**Entries provided:**
—————

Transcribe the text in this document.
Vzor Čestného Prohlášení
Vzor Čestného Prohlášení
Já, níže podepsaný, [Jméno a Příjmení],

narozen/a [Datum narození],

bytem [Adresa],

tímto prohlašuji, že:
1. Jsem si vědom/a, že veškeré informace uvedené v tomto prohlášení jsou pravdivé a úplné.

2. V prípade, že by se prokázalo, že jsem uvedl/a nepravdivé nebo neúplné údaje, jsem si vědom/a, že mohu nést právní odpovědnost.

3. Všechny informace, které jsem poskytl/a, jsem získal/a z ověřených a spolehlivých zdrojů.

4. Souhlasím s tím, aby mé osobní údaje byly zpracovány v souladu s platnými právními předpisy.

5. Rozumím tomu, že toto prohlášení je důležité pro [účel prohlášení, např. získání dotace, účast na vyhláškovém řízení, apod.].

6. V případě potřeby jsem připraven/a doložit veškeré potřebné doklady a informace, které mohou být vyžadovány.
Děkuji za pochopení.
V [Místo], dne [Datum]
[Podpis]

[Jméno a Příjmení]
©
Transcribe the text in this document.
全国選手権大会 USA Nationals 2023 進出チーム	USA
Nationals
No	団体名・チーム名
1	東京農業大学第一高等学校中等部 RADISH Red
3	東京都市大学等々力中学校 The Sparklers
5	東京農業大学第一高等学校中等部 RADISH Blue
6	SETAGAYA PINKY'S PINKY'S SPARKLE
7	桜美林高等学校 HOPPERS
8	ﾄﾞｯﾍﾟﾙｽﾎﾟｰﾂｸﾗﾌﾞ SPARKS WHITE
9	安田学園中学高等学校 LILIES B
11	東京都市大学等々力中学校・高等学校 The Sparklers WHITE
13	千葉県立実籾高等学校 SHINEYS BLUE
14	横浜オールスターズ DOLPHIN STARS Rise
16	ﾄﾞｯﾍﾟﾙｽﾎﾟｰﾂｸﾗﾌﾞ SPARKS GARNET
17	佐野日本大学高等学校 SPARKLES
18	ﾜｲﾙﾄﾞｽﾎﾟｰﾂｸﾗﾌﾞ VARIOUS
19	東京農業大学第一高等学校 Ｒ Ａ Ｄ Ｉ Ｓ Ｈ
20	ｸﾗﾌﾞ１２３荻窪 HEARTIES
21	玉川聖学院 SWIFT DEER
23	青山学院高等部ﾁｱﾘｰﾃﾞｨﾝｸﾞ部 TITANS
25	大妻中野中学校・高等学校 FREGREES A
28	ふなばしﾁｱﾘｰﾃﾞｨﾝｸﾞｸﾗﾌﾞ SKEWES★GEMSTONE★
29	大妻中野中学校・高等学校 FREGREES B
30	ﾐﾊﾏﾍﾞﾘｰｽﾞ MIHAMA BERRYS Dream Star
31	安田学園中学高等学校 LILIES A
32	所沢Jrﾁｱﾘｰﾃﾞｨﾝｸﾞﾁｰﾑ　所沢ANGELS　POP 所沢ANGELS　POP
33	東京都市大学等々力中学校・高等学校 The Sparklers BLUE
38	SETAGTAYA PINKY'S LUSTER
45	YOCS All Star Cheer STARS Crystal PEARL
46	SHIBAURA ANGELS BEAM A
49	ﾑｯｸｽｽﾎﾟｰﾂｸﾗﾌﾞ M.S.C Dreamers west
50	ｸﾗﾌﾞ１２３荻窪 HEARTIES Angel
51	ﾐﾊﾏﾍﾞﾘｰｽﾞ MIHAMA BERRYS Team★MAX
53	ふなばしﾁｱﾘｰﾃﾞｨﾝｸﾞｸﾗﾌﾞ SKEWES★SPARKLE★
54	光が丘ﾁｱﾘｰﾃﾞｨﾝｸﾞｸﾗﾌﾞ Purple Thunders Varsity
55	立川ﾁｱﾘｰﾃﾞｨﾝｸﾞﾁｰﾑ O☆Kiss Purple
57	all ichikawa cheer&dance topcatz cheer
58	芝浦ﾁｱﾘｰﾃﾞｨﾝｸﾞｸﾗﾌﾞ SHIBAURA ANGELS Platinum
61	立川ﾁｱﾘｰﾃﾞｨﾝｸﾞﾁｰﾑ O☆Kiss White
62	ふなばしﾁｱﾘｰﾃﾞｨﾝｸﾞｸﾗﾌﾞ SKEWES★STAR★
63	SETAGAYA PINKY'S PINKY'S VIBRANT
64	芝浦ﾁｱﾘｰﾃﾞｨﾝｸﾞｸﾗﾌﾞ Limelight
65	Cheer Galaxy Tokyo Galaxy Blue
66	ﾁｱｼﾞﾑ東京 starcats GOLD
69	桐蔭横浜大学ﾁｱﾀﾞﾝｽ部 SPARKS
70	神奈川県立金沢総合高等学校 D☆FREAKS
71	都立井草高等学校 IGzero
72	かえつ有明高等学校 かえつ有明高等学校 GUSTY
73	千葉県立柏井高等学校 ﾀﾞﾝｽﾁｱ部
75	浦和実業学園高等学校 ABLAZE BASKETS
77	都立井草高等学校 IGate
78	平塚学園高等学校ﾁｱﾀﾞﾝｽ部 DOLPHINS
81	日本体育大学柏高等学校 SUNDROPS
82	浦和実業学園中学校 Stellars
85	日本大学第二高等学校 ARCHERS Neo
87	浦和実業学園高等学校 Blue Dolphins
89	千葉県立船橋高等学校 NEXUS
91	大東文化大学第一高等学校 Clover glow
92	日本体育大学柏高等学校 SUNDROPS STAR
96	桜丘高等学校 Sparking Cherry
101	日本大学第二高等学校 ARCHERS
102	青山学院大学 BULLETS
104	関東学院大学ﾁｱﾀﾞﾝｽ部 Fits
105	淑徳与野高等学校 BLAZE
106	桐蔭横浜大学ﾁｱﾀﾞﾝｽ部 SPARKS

—————

**Given instruction:** Extract all lines of the records above that include "FREGREES".

**Problem solution:**
25	大妻中野中学校・高等学校 FREGREES A
29	大妻中野中学校・高等学校 FREGREES B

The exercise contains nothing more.